● **Dataset items**

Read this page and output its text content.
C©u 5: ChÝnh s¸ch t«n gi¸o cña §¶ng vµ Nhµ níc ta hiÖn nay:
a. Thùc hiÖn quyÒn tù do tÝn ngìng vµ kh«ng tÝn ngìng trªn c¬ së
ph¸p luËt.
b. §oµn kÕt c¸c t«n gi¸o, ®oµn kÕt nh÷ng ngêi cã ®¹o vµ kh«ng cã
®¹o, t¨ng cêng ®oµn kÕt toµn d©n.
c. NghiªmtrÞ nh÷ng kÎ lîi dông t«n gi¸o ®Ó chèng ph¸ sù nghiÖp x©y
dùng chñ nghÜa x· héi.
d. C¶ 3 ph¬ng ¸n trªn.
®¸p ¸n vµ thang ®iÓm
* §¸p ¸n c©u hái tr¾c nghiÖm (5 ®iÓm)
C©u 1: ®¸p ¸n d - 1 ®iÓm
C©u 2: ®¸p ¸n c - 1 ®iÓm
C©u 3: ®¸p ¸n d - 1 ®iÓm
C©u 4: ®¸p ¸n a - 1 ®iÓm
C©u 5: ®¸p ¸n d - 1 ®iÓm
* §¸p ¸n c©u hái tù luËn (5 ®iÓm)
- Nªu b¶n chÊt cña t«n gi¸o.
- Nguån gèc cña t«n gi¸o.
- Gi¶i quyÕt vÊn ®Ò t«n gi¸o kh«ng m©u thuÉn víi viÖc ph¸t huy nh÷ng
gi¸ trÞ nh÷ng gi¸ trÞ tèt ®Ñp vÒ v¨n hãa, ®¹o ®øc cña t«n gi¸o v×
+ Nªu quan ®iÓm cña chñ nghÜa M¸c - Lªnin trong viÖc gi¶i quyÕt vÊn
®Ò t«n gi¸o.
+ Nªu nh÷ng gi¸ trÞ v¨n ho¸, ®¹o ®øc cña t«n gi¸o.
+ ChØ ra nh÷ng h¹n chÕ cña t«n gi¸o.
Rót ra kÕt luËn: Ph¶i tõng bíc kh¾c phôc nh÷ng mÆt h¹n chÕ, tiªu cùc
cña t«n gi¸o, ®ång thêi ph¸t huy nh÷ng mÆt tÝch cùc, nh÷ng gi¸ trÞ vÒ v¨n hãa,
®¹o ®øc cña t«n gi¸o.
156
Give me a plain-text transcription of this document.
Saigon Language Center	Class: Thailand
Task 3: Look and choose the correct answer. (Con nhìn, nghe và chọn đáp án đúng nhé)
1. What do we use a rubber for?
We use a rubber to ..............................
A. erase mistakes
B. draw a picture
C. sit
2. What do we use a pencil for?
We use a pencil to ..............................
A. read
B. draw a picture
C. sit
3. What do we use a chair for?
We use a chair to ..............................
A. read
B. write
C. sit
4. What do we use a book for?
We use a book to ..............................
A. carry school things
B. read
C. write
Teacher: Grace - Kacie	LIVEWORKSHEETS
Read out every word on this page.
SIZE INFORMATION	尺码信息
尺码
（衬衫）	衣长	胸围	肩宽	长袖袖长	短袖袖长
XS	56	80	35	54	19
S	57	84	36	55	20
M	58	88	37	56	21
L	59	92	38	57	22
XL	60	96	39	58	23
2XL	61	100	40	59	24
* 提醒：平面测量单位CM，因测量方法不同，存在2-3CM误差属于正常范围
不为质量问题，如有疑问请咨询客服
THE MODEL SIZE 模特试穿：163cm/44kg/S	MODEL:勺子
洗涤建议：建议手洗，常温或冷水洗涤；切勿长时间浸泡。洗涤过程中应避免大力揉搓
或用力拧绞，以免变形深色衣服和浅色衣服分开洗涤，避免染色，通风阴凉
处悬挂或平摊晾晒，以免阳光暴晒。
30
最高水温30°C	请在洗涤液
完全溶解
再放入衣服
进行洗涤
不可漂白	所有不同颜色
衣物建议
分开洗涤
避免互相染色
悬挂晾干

● **Short task**
Please set down the whole listing above without altering a single line.

● **Solution**
Read this page and output its text content.
C©u 5: ChÝnh s¸ch t«n gi¸o cña §¶ng vµ Nhµ níc ta hiÖn nay:
a. Thùc hiÖn quyÒn tù do tÝn ngìng vµ kh«ng tÝn ngìng trªn c¬ së
ph¸p luËt.
b. §oµn kÕt c¸c t«n gi¸o, ®oµn kÕt nh÷ng ngêi cã ®¹o vµ kh«ng cã
®¹o, t¨ng cêng ®oµn kÕt toµn d©n.
c. NghiªmtrÞ nh÷ng kÎ lîi dông t«n gi¸o ®Ó chèng ph¸ sù nghiÖp x©y
dùng chñ nghÜa x· héi.
d. C¶ 3 ph¬ng ¸n trªn.
®¸p ¸n vµ thang ®iÓm
* §¸p ¸n c©u hái tr¾c nghiÖm (5 ®iÓm)
C©u 1: ®¸p ¸n d - 1 ®iÓm
C©u 2: ®¸p ¸n c - 1 ®iÓm
C©u 3: ®¸p ¸n d - 1 ®iÓm
C©u 4: ®¸p ¸n a - 1 ®iÓm
C©u 5: ®¸p ¸n d - 1 ®iÓm
* §¸p ¸n c©u hái tù luËn (5 ®iÓm)
- Nªu b¶n chÊt cña t«n gi¸o.
- Nguån gèc cña t«n gi¸o.
- Gi¶i quyÕt vÊn ®Ò t«n gi¸o kh«ng m©u thuÉn víi viÖc ph¸t huy nh÷ng
gi¸ trÞ nh÷ng gi¸ trÞ tèt ®Ñp vÒ v¨n hãa, ®¹o ®øc cña t«n gi¸o v×
+ Nªu quan ®iÓm cña chñ nghÜa M¸c - Lªnin trong viÖc gi¶i quyÕt vÊn
®Ò t«n gi¸o.
+ Nªu nh÷ng gi¸ trÞ v¨n ho¸, ®¹o ®øc cña t«n gi¸o.
+ ChØ ra nh÷ng h¹n chÕ cña t«n gi¸o.
Rót ra kÕt luËn: Ph¶i tõng bíc kh¾c phôc nh÷ng mÆt h¹n chÕ, tiªu cùc
cña t«n gi¸o, ®ång thêi ph¸t huy nh÷ng mÆt tÝch cùc, nh÷ng gi¸ trÞ vÒ v¨n hãa,
®¹o ®øc cña t«n gi¸o.
156
Give me a plain-text transcription of this document.
Saigon Language Center	Class: Thailand
Task 3: Look and choose the correct answer. (Con nhìn, nghe và chọn đáp án đúng nhé)
1. What do we use a rubber for?
We use a rubber to ..............................
A. erase mistakes
B. draw a picture
C. sit
2. What do we use a pencil for?
We use a pencil to ..............................
A. read
B. draw a picture
C. sit
3. What do we use a chair for?
We use a chair to ..............................
A. read
B. write
C. sit
4. What do we use a book for?
We use a book to ..............................
A. carry school things
B. read
C. write
Teacher: Grace - Kacie	LIVEWORKSHEETS
Read out every word on this page.
SIZE INFORMATION	尺码信息
尺码
（衬衫）	衣长	胸围	肩宽	长袖袖长	短袖袖长
XS	56	80	35	54	19
S	57	84	36	55	20
M	58	88	37	56	21
L	59	92	38	57	22
XL	60	96	39	58	23
2XL	61	100	40	59	24
* 提醒：平面测量单位CM，因测量方法不同，存在2-3CM误差属于正常范围
不为质量问题，如有疑问请咨询客服
THE MODEL SIZE 模特试穿：163cm/44kg/S	MODEL:勺子
洗涤建议：建议手洗，常温或冷水洗涤；切勿长时间浸泡。洗涤过程中应避免大力揉搓
或用力拧绞，以免变形深色衣服和浅色衣服分开洗涤，避免染色，通风阴凉
处悬挂或平摊晾晒，以免阳光暴晒。
30
最高水温30°C	请在洗涤液
完全溶解
再放入衣服
进行洗涤
不可漂白	所有不同颜色
衣物建议
分开洗涤
避免互相染色
悬挂晾干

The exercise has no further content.